== RECORDS PROVIDED ==
_ _ _ _ _

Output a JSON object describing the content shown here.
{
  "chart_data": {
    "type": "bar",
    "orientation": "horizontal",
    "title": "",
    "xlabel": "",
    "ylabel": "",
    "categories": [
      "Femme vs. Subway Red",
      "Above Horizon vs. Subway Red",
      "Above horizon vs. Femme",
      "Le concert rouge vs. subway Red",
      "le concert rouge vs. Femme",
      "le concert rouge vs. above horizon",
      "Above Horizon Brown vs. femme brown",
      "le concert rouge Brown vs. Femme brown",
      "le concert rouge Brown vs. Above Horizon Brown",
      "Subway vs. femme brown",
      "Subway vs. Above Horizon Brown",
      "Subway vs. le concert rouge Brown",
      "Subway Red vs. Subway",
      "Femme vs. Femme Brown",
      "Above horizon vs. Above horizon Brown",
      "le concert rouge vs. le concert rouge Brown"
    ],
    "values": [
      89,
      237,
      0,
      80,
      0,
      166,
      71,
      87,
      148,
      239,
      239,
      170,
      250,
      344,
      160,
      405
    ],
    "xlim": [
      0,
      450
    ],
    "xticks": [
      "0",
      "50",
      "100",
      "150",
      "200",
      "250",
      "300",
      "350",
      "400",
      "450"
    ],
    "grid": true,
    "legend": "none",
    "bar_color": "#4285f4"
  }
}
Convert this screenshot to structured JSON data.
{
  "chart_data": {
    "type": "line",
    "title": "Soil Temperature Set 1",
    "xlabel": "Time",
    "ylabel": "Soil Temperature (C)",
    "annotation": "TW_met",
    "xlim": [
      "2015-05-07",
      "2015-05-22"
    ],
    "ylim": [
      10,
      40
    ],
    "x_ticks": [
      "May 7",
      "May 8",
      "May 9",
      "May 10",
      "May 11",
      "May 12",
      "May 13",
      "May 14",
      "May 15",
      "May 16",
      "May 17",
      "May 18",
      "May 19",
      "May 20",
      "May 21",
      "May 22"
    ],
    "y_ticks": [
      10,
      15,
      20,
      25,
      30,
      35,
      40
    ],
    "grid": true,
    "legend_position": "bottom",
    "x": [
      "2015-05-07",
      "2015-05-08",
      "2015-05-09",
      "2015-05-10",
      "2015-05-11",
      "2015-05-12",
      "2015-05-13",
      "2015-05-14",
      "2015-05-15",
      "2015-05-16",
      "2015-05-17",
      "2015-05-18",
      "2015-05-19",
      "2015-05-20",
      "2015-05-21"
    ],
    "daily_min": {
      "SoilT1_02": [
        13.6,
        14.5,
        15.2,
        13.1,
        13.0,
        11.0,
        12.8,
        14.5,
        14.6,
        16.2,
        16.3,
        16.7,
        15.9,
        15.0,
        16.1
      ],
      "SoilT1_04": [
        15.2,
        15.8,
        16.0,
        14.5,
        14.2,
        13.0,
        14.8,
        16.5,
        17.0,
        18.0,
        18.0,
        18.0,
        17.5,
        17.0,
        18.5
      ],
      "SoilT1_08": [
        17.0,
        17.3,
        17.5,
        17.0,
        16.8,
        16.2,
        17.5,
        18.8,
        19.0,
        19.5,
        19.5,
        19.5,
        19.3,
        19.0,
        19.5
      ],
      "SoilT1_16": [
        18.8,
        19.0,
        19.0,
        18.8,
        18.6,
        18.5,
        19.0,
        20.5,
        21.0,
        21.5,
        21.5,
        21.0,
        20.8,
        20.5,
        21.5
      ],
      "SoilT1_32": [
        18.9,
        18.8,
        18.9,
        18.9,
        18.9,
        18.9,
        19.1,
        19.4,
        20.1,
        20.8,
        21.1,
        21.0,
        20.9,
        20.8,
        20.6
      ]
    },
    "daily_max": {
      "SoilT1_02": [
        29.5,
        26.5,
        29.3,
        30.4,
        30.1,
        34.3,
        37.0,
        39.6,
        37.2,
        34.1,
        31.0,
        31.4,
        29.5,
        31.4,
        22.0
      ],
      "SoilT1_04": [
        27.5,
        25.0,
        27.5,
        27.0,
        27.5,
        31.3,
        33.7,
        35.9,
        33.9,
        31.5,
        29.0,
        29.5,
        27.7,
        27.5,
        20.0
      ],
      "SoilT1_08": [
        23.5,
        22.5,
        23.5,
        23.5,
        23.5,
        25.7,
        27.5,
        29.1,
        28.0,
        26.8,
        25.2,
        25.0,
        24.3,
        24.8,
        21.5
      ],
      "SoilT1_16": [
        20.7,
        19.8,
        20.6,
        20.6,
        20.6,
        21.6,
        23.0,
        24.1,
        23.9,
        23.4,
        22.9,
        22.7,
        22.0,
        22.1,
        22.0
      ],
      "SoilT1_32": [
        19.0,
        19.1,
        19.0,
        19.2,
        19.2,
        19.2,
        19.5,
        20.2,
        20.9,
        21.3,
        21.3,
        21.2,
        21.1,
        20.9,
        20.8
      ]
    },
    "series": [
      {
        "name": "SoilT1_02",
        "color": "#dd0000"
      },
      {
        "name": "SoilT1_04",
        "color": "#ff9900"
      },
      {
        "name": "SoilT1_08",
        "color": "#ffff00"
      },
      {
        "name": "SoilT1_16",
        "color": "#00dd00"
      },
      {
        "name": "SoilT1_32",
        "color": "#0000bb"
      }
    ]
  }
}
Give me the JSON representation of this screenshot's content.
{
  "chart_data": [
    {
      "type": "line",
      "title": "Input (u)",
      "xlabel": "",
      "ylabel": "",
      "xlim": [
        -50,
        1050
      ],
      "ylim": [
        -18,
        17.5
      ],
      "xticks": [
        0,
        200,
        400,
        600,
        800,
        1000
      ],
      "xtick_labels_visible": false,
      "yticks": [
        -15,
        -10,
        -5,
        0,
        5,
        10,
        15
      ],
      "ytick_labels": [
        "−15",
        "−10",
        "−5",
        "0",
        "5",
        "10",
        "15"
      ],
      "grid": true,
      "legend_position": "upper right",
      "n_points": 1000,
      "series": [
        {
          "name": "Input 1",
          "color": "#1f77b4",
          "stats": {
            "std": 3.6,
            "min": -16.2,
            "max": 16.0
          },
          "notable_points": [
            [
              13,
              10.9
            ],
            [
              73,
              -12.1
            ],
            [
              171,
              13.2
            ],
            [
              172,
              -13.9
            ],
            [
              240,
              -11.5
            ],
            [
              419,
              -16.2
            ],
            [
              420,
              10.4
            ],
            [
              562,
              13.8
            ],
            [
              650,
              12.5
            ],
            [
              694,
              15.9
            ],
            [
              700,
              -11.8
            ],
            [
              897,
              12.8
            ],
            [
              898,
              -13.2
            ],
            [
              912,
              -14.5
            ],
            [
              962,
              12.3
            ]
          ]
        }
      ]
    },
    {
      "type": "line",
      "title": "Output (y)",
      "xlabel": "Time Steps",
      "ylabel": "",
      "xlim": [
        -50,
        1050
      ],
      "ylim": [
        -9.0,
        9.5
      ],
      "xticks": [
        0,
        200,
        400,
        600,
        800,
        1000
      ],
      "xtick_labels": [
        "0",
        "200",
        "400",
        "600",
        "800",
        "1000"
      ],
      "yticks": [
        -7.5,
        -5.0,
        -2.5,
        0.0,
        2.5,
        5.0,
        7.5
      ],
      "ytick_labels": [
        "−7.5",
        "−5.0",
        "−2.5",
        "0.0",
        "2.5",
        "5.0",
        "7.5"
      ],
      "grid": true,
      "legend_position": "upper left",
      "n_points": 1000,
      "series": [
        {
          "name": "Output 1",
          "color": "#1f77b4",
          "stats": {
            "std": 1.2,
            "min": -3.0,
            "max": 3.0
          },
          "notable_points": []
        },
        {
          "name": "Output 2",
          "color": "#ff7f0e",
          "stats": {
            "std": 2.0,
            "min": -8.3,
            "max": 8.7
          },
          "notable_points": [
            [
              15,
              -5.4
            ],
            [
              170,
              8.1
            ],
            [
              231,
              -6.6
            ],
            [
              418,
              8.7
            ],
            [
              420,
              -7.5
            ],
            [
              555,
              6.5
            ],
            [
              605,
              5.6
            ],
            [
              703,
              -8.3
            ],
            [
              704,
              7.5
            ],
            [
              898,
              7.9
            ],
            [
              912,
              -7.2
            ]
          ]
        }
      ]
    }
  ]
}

_ _ _ _ _

== DIRECTIONS FOR THIS TASK ==
Please list every line of the records that contains "ylabel".

== FINISHED ANSWER ==
    "ylabel": "",
    "ylabel": "Soil Temperature (C)",
      "ylabel": "",
      "ylabel": "",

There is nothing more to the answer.